> [TASK PROMPT] Type out the records that follow, exactly as given.

> [Extracted records]

===

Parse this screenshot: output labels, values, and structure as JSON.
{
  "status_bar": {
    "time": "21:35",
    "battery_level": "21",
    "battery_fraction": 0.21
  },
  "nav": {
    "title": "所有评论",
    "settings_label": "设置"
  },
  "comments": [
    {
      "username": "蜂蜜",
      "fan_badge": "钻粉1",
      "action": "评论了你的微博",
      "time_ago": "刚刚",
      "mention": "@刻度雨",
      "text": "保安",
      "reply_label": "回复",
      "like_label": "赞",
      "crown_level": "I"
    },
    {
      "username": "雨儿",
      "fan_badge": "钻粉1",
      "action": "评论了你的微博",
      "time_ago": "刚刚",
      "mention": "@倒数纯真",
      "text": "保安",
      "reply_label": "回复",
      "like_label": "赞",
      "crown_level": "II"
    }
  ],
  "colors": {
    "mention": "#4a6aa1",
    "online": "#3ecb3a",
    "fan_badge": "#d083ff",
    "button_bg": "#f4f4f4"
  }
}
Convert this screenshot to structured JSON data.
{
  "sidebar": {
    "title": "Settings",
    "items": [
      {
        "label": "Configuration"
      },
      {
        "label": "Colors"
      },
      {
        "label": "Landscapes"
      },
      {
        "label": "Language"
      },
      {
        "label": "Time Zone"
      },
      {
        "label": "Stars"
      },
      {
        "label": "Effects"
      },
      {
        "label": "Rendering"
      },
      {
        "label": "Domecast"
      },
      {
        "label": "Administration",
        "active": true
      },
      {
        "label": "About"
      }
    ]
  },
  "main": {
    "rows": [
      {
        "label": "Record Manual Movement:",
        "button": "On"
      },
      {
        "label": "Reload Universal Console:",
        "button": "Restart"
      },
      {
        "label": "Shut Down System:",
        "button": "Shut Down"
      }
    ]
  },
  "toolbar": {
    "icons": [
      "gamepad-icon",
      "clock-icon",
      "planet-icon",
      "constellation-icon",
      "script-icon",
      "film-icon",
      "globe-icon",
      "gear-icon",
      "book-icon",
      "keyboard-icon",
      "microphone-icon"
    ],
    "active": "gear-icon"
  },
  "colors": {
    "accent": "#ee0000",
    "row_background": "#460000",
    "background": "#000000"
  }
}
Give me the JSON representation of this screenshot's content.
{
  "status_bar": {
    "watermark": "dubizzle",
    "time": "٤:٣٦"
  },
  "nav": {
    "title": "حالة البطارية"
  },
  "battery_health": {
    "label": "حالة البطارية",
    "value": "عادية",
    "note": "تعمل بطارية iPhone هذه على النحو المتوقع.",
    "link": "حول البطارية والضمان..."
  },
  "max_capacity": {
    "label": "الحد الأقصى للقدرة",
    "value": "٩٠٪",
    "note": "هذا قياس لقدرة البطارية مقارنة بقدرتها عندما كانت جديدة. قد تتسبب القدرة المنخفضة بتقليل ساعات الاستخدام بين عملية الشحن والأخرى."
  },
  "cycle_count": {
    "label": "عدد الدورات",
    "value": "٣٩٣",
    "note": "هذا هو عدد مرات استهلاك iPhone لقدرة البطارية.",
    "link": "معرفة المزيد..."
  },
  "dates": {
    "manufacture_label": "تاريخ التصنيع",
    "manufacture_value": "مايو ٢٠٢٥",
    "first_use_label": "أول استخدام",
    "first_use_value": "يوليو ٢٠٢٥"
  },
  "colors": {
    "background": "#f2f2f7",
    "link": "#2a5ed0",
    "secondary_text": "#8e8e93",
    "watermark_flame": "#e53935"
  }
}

===

> [EXERCISE RESULT]
Parse this screenshot: output labels, values, and structure as JSON.
{
  "status_bar": {
    "time": "21:35",
    "battery_level": "21",
    "battery_fraction": 0.21
  },
  "nav": {
    "title": "所有评论",
    "settings_label": "设置"
  },
  "comments": [
    {
      "username": "蜂蜜",
      "fan_badge": "钻粉1",
      "action": "评论了你的微博",
      "time_ago": "刚刚",
      "mention": "@刻度雨",
      "text": "保安",
      "reply_label": "回复",
      "like_label": "赞",
      "crown_level": "I"
    },
    {
      "username": "雨儿",
      "fan_badge": "钻粉1",
      "action": "评论了你的微博",
      "time_ago": "刚刚",
      "mention": "@倒数纯真",
      "text": "保安",
      "reply_label": "回复",
      "like_label": "赞",
      "crown_level": "II"
    }
  ],
  "colors": {
    "mention": "#4a6aa1",
    "online": "#3ecb3a",
    "fan_badge": "#d083ff",
    "button_bg": "#f4f4f4"
  }
}
Convert this screenshot to structured JSON data.
{
  "sidebar": {
    "title": "Settings",
    "items": [
      {
        "label": "Configuration"
      },
      {
        "label": "Colors"
      },
      {
        "label": "Landscapes"
      },
      {
        "label": "Language"
      },
      {
        "label": "Time Zone"
      },
      {
        "label": "Stars"
      },
      {
        "label": "Effects"
      },
      {
        "label": "Rendering"
      },
      {
        "label": "Domecast"
      },
      {
        "label": "Administration",
        "active": true
      },
      {
        "label": "About"
      }
    ]
  },
  "main": {
    "rows": [
      {
        "label": "Record Manual Movement:",
        "button": "On"
      },
      {
        "label": "Reload Universal Console:",
        "button": "Restart"
      },
      {
        "label": "Shut Down System:",
        "button": "Shut Down"
      }
    ]
  },
  "toolbar": {
    "icons": [
      "gamepad-icon",
      "clock-icon",
      "planet-icon",
      "constellation-icon",
      "script-icon",
      "film-icon",
      "globe-icon",
      "gear-icon",
      "book-icon",
      "keyboard-icon",
      "microphone-icon"
    ],
    "active": "gear-icon"
  },
  "colors": {
    "accent": "#ee0000",
    "row_background": "#460000",
    "background": "#000000"
  }
}
Give me the JSON representation of this screenshot's content.
{
  "status_bar": {
    "watermark": "dubizzle",
    "time": "٤:٣٦"
  },
  "nav": {
    "title": "حالة البطارية"
  },
  "battery_health": {
    "label": "حالة البطارية",
    "value": "عادية",
    "note": "تعمل بطارية iPhone هذه على النحو المتوقع.",
    "link": "حول البطارية والضمان..."
  },
  "max_capacity": {
    "label": "الحد الأقصى للقدرة",
    "value": "٩٠٪",
    "note": "هذا قياس لقدرة البطارية مقارنة بقدرتها عندما كانت جديدة. قد تتسبب القدرة المنخفضة بتقليل ساعات الاستخدام بين عملية الشحن والأخرى."
  },
  "cycle_count": {
    "label": "عدد الدورات",
    "value": "٣٩٣",
    "note": "هذا هو عدد مرات استهلاك iPhone لقدرة البطارية.",
    "link": "معرفة المزيد..."
  },
  "dates": {
    "manufacture_label": "تاريخ التصنيع",
    "manufacture_value": "مايو ٢٠٢٥",
    "first_use_label": "أول استخدام",
    "first_use_value": "يوليو ٢٠٢٥"
  },
  "colors": {
    "background": "#f2f2f7",
    "link": "#2a5ed0",
    "secondary_text": "#8e8e93",
    "watermark_flame": "#e53935"
  }
}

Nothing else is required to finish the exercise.